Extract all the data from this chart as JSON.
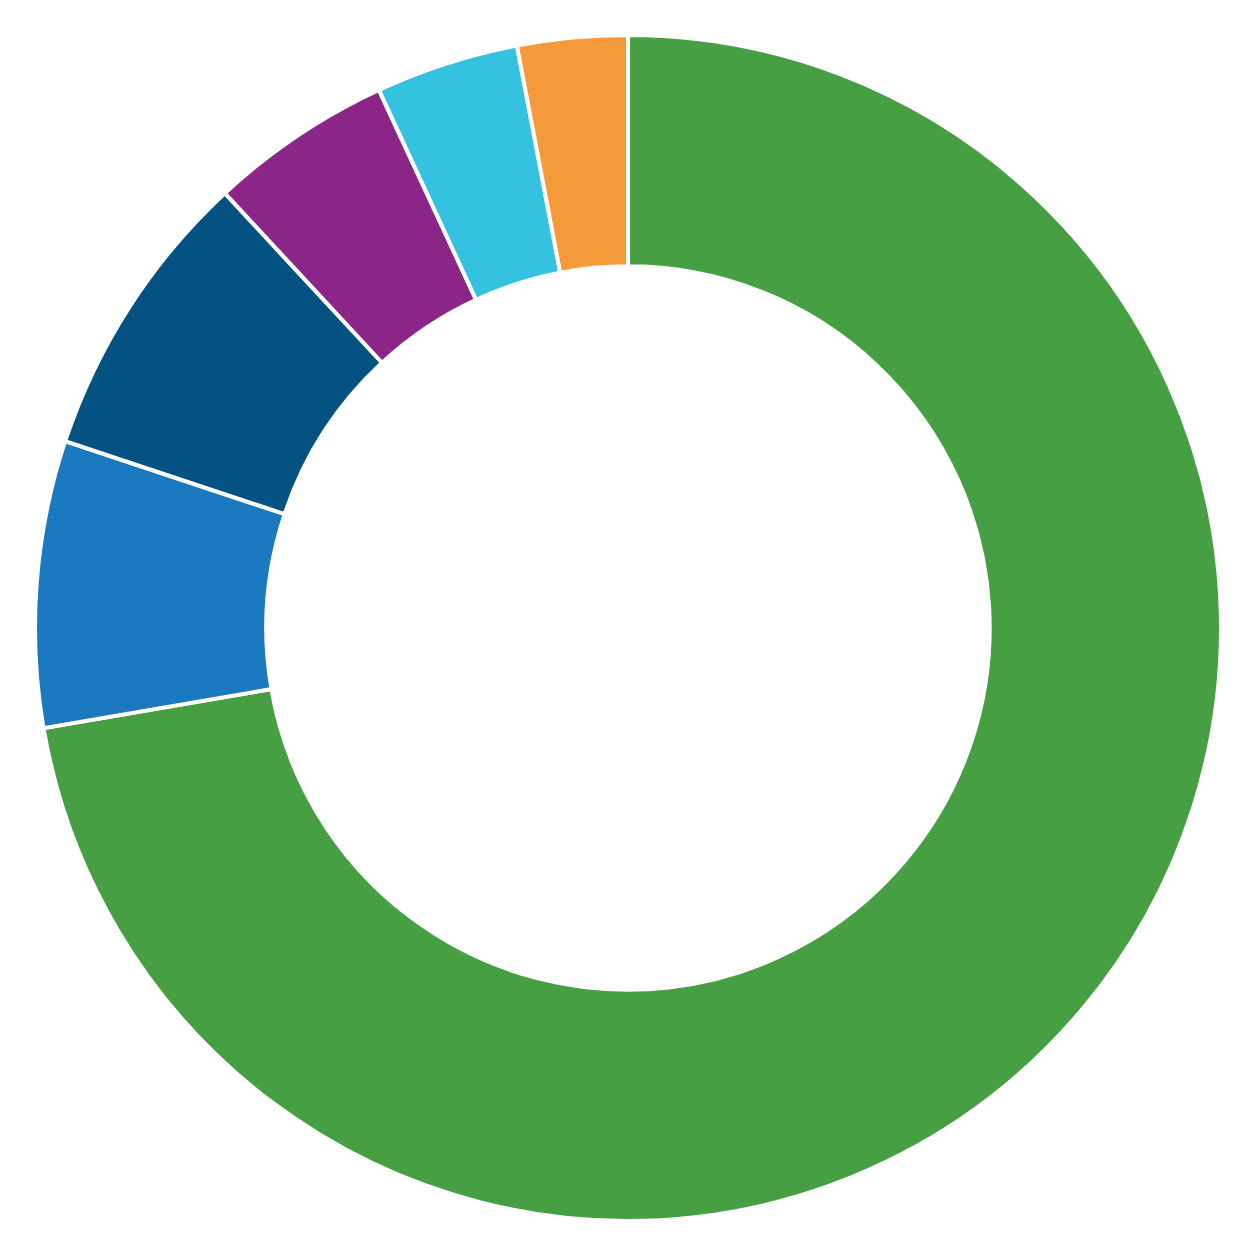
{
  "chart_data": {
    "type": "donut",
    "categories": [
      null,
      null,
      null,
      null,
      null,
      null
    ],
    "values": [
      72.3,
      7.8,
      8.0,
      5.0,
      3.9,
      3.0
    ],
    "colors": [
      "#479f44",
      "#1b79bf",
      "#045282",
      "#8b2688",
      "#35c2e1",
      "#f59a3a"
    ]
  }
}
==========
◆ What the exercise asks:
Quote every record above exactly, omitting any pictures they contain.

◆ Task solution:
Extract all the data from this chart as JSON.
{
  "chart_data": {
    "type": "donut",
    "categories": [
      null,
      null,
      null,
      null,
      null,
      null
    ],
    "values": [
      72.3,
      7.8,
      8.0,
      5.0,
      3.9,
      3.0
    ],
    "colors": [
      "#479f44",
      "#1b79bf",
      "#045282",
      "#8b2688",
      "#35c2e1",
      "#f59a3a"
    ]
  }
}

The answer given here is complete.